**Exercise description:**
Copy out the lines of the listing from the one containing "- hadori-logo: HADORI: [8, 93, 103, 117]" through the end of the listing, both ends included. Leave the pictures out.

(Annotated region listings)
───

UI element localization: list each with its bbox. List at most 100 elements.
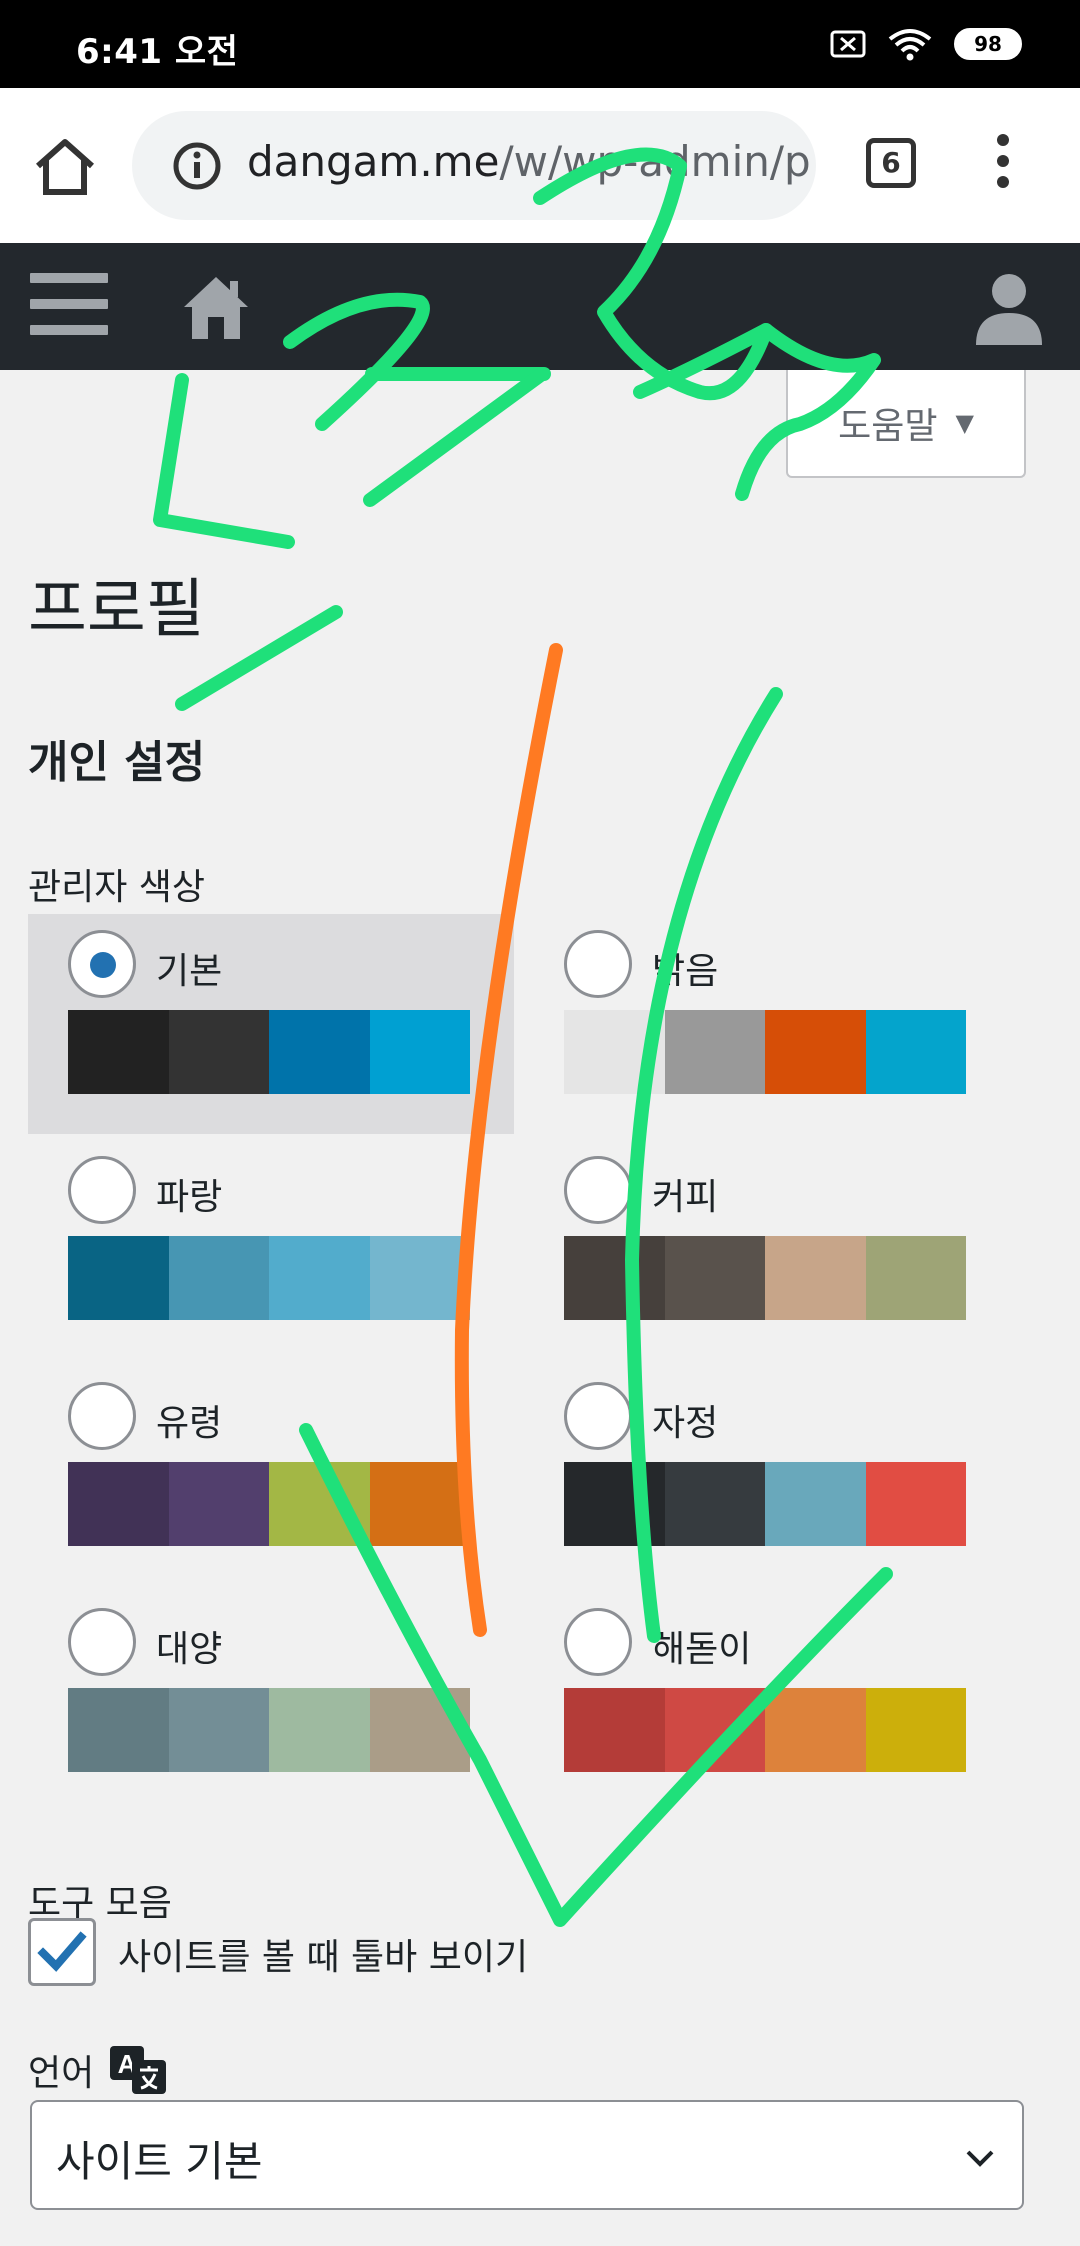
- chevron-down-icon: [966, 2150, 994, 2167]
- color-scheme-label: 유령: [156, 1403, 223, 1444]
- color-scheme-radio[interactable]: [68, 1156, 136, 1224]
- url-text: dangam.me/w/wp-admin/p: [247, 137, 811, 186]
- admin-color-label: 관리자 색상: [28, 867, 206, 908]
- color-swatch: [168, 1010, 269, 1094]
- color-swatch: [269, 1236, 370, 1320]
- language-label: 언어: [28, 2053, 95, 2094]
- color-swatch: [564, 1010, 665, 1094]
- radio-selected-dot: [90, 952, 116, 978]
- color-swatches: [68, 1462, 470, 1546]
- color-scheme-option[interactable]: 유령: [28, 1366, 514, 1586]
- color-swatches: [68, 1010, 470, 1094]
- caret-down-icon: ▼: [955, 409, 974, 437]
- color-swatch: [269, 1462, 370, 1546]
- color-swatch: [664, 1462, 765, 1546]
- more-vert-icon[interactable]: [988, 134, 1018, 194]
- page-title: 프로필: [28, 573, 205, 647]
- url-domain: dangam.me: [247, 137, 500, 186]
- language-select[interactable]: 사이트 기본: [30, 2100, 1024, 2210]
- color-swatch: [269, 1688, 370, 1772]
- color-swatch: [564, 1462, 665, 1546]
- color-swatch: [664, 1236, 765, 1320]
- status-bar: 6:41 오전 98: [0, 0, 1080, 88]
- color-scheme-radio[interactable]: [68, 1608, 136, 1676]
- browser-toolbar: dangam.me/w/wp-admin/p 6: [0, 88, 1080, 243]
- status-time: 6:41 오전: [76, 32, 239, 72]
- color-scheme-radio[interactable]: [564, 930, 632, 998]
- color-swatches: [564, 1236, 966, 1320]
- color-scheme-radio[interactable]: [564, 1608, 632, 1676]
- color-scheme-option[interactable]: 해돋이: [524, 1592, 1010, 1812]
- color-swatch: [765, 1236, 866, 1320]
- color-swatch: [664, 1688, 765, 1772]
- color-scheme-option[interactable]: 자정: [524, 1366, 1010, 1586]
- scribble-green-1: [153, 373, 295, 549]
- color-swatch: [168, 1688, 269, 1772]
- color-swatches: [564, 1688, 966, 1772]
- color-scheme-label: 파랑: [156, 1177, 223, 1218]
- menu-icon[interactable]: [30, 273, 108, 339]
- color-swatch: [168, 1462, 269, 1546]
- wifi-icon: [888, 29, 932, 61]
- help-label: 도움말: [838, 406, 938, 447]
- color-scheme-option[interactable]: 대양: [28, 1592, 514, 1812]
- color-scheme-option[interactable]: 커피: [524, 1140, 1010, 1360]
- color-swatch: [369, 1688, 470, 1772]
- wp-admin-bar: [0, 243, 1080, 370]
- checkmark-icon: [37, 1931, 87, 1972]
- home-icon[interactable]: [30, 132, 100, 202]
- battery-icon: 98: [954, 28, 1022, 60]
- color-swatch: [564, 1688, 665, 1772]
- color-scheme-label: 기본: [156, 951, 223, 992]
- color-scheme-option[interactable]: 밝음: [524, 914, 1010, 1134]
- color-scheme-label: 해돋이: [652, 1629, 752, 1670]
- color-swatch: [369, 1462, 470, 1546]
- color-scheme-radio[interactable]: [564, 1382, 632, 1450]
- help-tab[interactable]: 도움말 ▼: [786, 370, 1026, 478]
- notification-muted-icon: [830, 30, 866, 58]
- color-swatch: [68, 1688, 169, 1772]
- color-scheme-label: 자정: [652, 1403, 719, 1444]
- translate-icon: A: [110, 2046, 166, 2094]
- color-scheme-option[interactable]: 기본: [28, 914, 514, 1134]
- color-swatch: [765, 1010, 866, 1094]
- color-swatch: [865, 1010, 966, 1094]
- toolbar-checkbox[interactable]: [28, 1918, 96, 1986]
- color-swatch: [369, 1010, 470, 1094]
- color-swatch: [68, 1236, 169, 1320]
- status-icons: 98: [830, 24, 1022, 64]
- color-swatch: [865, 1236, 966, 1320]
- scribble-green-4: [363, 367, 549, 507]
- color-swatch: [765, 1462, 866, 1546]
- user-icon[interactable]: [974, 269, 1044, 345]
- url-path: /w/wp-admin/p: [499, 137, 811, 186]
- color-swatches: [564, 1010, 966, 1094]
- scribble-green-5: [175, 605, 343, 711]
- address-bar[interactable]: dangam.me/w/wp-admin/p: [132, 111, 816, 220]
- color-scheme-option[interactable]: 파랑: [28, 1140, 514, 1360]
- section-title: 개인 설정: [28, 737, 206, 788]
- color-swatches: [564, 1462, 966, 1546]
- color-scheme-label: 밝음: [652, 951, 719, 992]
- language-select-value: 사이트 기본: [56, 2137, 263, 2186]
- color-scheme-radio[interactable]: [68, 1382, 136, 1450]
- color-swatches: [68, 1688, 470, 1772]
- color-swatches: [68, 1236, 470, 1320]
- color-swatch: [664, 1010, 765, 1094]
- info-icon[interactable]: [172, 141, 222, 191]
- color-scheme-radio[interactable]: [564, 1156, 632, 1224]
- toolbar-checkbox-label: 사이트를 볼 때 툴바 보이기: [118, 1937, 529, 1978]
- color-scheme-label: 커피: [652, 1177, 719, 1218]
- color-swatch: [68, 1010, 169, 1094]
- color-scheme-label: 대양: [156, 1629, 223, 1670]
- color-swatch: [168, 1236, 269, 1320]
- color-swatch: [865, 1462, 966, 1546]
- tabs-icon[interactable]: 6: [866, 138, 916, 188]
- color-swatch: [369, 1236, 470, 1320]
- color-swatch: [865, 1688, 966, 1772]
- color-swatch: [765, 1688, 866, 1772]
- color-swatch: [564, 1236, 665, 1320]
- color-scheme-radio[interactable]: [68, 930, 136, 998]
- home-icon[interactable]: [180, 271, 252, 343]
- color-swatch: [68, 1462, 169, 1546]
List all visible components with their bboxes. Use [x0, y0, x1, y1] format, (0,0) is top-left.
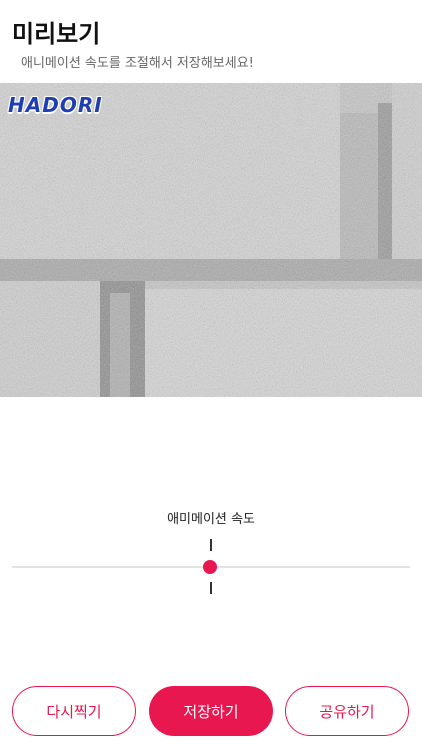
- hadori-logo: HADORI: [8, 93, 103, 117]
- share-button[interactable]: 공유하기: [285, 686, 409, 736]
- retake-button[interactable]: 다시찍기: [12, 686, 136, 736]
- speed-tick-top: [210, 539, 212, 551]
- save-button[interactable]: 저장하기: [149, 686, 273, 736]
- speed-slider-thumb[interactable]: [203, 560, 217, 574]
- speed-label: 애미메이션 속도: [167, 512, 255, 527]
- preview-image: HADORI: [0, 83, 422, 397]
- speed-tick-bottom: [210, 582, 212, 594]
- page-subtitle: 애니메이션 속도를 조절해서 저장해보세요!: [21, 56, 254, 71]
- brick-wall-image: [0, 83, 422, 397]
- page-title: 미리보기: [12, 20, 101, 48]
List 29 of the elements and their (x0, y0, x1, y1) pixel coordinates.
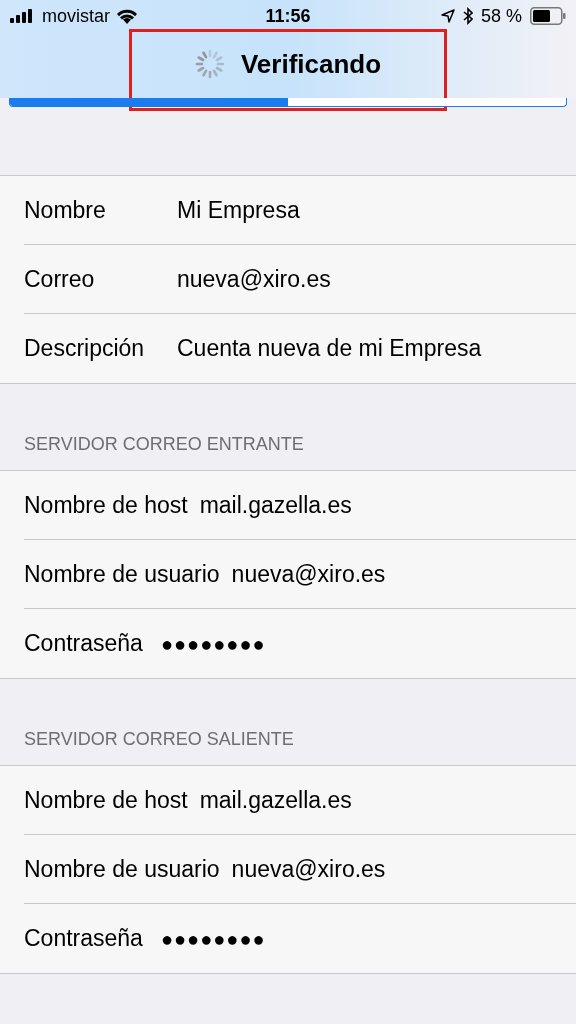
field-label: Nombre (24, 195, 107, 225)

───

**Result below:**
- hadori-logo: HADORI: [8, 93, 103, 117]
- share-button[interactable]: 공유하기: [285, 686, 409, 736]
- retake-button[interactable]: 다시찍기: [12, 686, 136, 736]
- speed-tick-top: [210, 539, 212, 551]
- save-button[interactable]: 저장하기: [149, 686, 273, 736]
- speed-slider-thumb[interactable]: [203, 560, 217, 574]
- speed-label: 애미메이션 속도: [167, 512, 255, 527]
- preview-image: HADORI: [0, 83, 422, 397]
- speed-tick-bottom: [210, 582, 212, 594]
- page-subtitle: 애니메이션 속도를 조절해서 저장해보세요!: [21, 56, 254, 71]
- brick-wall-image: [0, 83, 422, 397]
- page-title: 미리보기: [12, 20, 101, 48]
List 29 of the elements and their (x0, y0, x1, y1) pixel coordinates.
field-label: Nombre (24, 195, 107, 225)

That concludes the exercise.